◆ WHAT IS EXPECTED ◆
Return the entries below verbatim. Pictures stay out.

(Data records)
(begin)

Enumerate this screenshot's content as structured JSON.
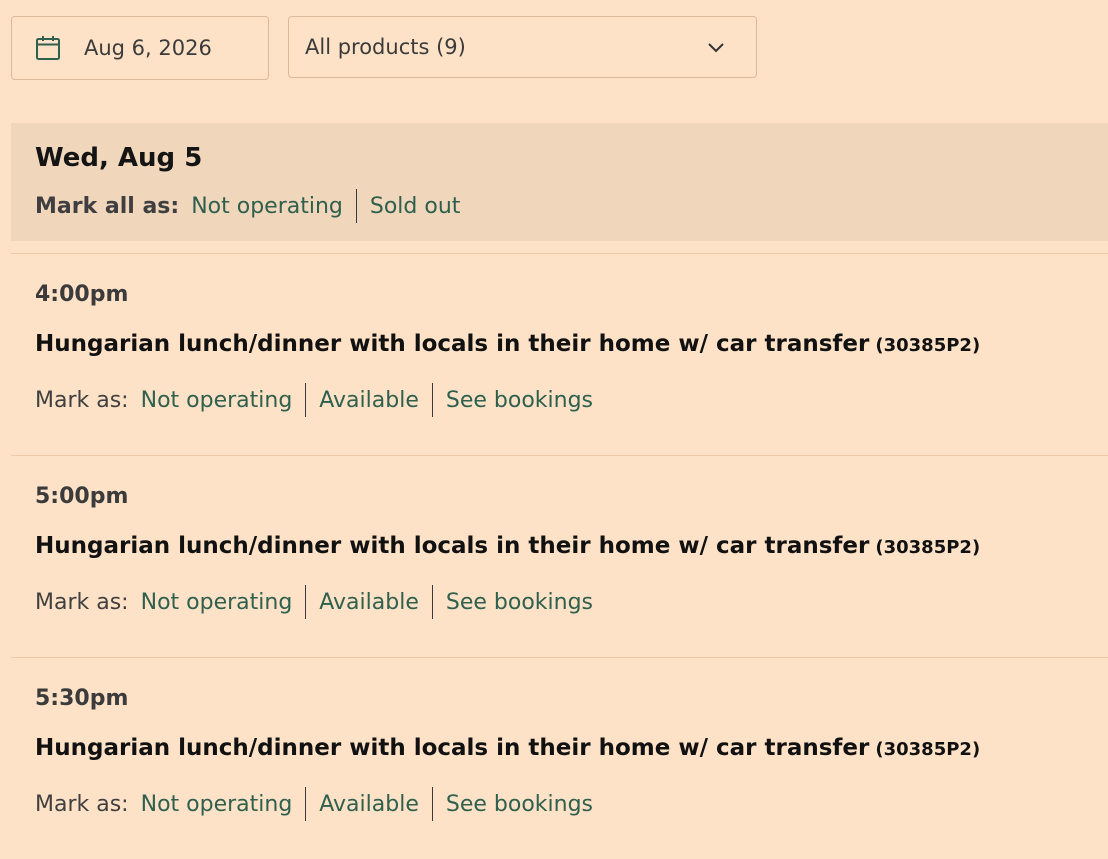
{
  "filters": {
    "date_value": "Aug 6, 2026",
    "product_select_value": "All products (9)"
  },
  "day": {
    "title": "Wed, Aug 5",
    "mark_all_label": "Mark all as:",
    "mark_all_options": [
      "Not operating",
      "Sold out"
    ]
  },
  "slots": [
    {
      "time": "4:00pm",
      "product_title": "Hungarian lunch/dinner with locals in their home w/ car transfer",
      "product_code": "(30385P2)",
      "mark_as_label": "Mark as:",
      "actions": [
        "Not operating",
        "Available",
        "See bookings"
      ]
    },
    {
      "time": "5:00pm",
      "product_title": "Hungarian lunch/dinner with locals in their home w/ car transfer",
      "product_code": "(30385P2)",
      "mark_as_label": "Mark as:",
      "actions": [
        "Not operating",
        "Available",
        "See bookings"
      ]
    },
    {
      "time": "5:30pm",
      "product_title": "Hungarian lunch/dinner with locals in their home w/ car transfer",
      "product_code": "(30385P2)",
      "mark_as_label": "Mark as:",
      "actions": [
        "Not operating",
        "Available",
        "See bookings"
      ]
    }
  ],
  "icons": {
    "date": "calendar-icon",
    "select": "chevron-down-icon"
  },
  "colors": {
    "background": "#fde2c7",
    "header_band": "#f0d6bb",
    "link": "#2f5f4d"
  }
}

(end)

◆ ANSWER TO THIS TASK ◆
Enumerate this screenshot's content as structured JSON.
{
  "filters": {
    "date_value": "Aug 6, 2026",
    "product_select_value": "All products (9)"
  },
  "day": {
    "title": "Wed, Aug 5",
    "mark_all_label": "Mark all as:",
    "mark_all_options": [
      "Not operating",
      "Sold out"
    ]
  },
  "slots": [
    {
      "time": "4:00pm",
      "product_title": "Hungarian lunch/dinner with locals in their home w/ car transfer",
      "product_code": "(30385P2)",
      "mark_as_label": "Mark as:",
      "actions": [
        "Not operating",
        "Available",
        "See bookings"
      ]
    },
    {
      "time": "5:00pm",
      "product_title": "Hungarian lunch/dinner with locals in their home w/ car transfer",
      "product_code": "(30385P2)",
      "mark_as_label": "Mark as:",
      "actions": [
        "Not operating",
        "Available",
        "See bookings"
      ]
    },
    {
      "time": "5:30pm",
      "product_title": "Hungarian lunch/dinner with locals in their home w/ car transfer",
      "product_code": "(30385P2)",
      "mark_as_label": "Mark as:",
      "actions": [
        "Not operating",
        "Available",
        "See bookings"
      ]
    }
  ],
  "icons": {
    "date": "calendar-icon",
    "select": "chevron-down-icon"
  },
  "colors": {
    "background": "#fde2c7",
    "header_band": "#f0d6bb",
    "link": "#2f5f4d"
  }
}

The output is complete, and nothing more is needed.